### STATED TASK:
Print all the entries verbatim.

## BEGIN RECORD LIST

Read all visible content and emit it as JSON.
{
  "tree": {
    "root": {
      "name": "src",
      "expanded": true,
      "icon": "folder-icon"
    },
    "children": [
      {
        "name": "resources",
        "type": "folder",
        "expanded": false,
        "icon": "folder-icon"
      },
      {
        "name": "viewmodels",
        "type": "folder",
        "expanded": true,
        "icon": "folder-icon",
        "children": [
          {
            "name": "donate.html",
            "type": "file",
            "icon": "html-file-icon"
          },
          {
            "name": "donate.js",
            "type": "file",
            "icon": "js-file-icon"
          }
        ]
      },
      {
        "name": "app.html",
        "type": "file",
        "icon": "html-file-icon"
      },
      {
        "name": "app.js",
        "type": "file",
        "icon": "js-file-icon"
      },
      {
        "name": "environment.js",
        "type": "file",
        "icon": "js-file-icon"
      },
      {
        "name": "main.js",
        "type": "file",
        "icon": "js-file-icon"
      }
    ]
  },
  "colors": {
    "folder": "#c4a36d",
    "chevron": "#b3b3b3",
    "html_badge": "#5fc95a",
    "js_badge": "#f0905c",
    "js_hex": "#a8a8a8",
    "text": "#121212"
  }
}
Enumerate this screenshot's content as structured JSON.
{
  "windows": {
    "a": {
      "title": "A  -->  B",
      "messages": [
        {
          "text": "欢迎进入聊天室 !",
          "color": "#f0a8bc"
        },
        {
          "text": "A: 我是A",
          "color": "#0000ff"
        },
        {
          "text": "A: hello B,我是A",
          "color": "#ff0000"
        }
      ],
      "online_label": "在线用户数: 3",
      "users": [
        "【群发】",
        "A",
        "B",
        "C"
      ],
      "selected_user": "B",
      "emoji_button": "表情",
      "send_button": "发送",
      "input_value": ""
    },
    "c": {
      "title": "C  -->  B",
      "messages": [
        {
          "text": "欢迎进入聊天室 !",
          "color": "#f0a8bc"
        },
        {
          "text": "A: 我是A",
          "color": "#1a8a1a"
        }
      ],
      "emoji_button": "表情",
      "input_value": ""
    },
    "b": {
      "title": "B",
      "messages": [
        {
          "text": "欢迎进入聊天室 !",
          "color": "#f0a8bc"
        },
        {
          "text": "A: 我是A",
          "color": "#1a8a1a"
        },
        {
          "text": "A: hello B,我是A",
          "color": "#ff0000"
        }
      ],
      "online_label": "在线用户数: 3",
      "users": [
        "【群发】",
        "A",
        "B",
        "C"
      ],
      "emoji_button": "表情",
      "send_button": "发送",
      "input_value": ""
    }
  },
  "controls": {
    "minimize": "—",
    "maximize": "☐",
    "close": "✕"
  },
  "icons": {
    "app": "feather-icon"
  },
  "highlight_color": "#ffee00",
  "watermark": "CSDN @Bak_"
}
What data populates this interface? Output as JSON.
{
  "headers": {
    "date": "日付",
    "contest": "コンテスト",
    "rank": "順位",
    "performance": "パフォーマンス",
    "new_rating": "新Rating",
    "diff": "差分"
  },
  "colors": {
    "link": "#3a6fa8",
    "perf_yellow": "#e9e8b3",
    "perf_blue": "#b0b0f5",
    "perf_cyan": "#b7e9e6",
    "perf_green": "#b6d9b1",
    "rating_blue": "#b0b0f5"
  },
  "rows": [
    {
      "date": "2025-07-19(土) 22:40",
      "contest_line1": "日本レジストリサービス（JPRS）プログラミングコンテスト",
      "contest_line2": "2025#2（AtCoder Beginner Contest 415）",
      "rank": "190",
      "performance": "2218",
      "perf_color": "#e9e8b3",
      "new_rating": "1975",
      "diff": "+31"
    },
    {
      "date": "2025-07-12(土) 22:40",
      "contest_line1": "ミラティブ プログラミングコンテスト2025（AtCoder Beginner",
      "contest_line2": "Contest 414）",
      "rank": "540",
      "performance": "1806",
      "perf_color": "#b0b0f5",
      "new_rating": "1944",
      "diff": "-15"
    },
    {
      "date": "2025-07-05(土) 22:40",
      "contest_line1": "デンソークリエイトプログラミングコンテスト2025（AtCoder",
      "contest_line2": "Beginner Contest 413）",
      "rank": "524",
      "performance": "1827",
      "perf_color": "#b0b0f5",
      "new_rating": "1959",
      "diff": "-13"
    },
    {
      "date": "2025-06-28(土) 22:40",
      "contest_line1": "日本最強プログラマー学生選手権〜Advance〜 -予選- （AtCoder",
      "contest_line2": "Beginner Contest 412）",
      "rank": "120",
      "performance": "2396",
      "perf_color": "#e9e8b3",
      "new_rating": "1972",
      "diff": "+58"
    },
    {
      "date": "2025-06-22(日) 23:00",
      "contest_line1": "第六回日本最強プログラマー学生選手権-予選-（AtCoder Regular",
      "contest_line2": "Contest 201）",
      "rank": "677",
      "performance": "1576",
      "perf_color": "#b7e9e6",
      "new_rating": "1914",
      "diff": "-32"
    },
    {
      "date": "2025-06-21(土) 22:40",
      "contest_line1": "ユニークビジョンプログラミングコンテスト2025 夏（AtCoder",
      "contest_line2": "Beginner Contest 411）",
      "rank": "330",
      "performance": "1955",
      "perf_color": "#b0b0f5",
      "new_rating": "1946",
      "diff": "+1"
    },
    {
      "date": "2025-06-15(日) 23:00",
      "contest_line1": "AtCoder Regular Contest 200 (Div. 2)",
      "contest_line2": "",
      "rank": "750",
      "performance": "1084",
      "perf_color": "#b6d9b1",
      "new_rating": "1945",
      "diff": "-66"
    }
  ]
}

## END RECORD LIST

### EXERCISE RESPONSE:
Read all visible content and emit it as JSON.
{
  "tree": {
    "root": {
      "name": "src",
      "expanded": true,
      "icon": "folder-icon"
    },
    "children": [
      {
        "name": "resources",
        "type": "folder",
        "expanded": false,
        "icon": "folder-icon"
      },
      {
        "name": "viewmodels",
        "type": "folder",
        "expanded": true,
        "icon": "folder-icon",
        "children": [
          {
            "name": "donate.html",
            "type": "file",
            "icon": "html-file-icon"
          },
          {
            "name": "donate.js",
            "type": "file",
            "icon": "js-file-icon"
          }
        ]
      },
      {
        "name": "app.html",
        "type": "file",
        "icon": "html-file-icon"
      },
      {
        "name": "app.js",
        "type": "file",
        "icon": "js-file-icon"
      },
      {
        "name": "environment.js",
        "type": "file",
        "icon": "js-file-icon"
      },
      {
        "name": "main.js",
        "type": "file",
        "icon": "js-file-icon"
      }
    ]
  },
  "colors": {
    "folder": "#c4a36d",
    "chevron": "#b3b3b3",
    "html_badge": "#5fc95a",
    "js_badge": "#f0905c",
    "js_hex": "#a8a8a8",
    "text": "#121212"
  }
}
Enumerate this screenshot's content as structured JSON.
{
  "windows": {
    "a": {
      "title": "A  -->  B",
      "messages": [
        {
          "text": "欢迎进入聊天室 !",
          "color": "#f0a8bc"
        },
        {
          "text": "A: 我是A",
          "color": "#0000ff"
        },
        {
          "text": "A: hello B,我是A",
          "color": "#ff0000"
        }
      ],
      "online_label": "在线用户数: 3",
      "users": [
        "【群发】",
        "A",
        "B",
        "C"
      ],
      "selected_user": "B",
      "emoji_button": "表情",
      "send_button": "发送",
      "input_value": ""
    },
    "c": {
      "title": "C  -->  B",
      "messages": [
        {
          "text": "欢迎进入聊天室 !",
          "color": "#f0a8bc"
        },
        {
          "text": "A: 我是A",
          "color": "#1a8a1a"
        }
      ],
      "emoji_button": "表情",
      "input_value": ""
    },
    "b": {
      "title": "B",
      "messages": [
        {
          "text": "欢迎进入聊天室 !",
          "color": "#f0a8bc"
        },
        {
          "text": "A: 我是A",
          "color": "#1a8a1a"
        },
        {
          "text": "A: hello B,我是A",
          "color": "#ff0000"
        }
      ],
      "online_label": "在线用户数: 3",
      "users": [
        "【群发】",
        "A",
        "B",
        "C"
      ],
      "emoji_button": "表情",
      "send_button": "发送",
      "input_value": ""
    }
  },
  "controls": {
    "minimize": "—",
    "maximize": "☐",
    "close": "✕"
  },
  "icons": {
    "app": "feather-icon"
  },
  "highlight_color": "#ffee00",
  "watermark": "CSDN @Bak_"
}
What data populates this interface? Output as JSON.
{
  "headers": {
    "date": "日付",
    "contest": "コンテスト",
    "rank": "順位",
    "performance": "パフォーマンス",
    "new_rating": "新Rating",
    "diff": "差分"
  },
  "colors": {
    "link": "#3a6fa8",
    "perf_yellow": "#e9e8b3",
    "perf_blue": "#b0b0f5",
    "perf_cyan": "#b7e9e6",
    "perf_green": "#b6d9b1",
    "rating_blue": "#b0b0f5"
  },
  "rows": [
    {
      "date": "2025-07-19(土) 22:40",
      "contest_line1": "日本レジストリサービス（JPRS）プログラミングコンテスト",
      "contest_line2": "2025#2（AtCoder Beginner Contest 415）",
      "rank": "190",
      "performance": "2218",
      "perf_color": "#e9e8b3",
      "new_rating": "1975",
      "diff": "+31"
    },
    {
      "date": "2025-07-12(土) 22:40",
      "contest_line1": "ミラティブ プログラミングコンテスト2025（AtCoder Beginner",
      "contest_line2": "Contest 414）",
      "rank": "540",
      "performance": "1806",
      "perf_color": "#b0b0f5",
      "new_rating": "1944",
      "diff": "-15"
    },
    {
      "date": "2025-07-05(土) 22:40",
      "contest_line1": "デンソークリエイトプログラミングコンテスト2025（AtCoder",
      "contest_line2": "Beginner Contest 413）",
      "rank": "524",
      "performance": "1827",
      "perf_color": "#b0b0f5",
      "new_rating": "1959",
      "diff": "-13"
    },
    {
      "date": "2025-06-28(土) 22:40",
      "contest_line1": "日本最強プログラマー学生選手権〜Advance〜 -予選- （AtCoder",
      "contest_line2": "Beginner Contest 412）",
      "rank": "120",
      "performance": "2396",
      "perf_color": "#e9e8b3",
      "new_rating": "1972",
      "diff": "+58"
    },
    {
      "date": "2025-06-22(日) 23:00",
      "contest_line1": "第六回日本最強プログラマー学生選手権-予選-（AtCoder Regular",
      "contest_line2": "Contest 201）",
      "rank": "677",
      "performance": "1576",
      "perf_color": "#b7e9e6",
      "new_rating": "1914",
      "diff": "-32"
    },
    {
      "date": "2025-06-21(土) 22:40",
      "contest_line1": "ユニークビジョンプログラミングコンテスト2025 夏（AtCoder",
      "contest_line2": "Beginner Contest 411）",
      "rank": "330",
      "performance": "1955",
      "perf_color": "#b0b0f5",
      "new_rating": "1946",
      "diff": "+1"
    },
    {
      "date": "2025-06-15(日) 23:00",
      "contest_line1": "AtCoder Regular Contest 200 (Div. 2)",
      "contest_line2": "",
      "rank": "750",
      "performance": "1084",
      "perf_color": "#b6d9b1",
      "new_rating": "1945",
      "diff": "-66"
    }
  ]
}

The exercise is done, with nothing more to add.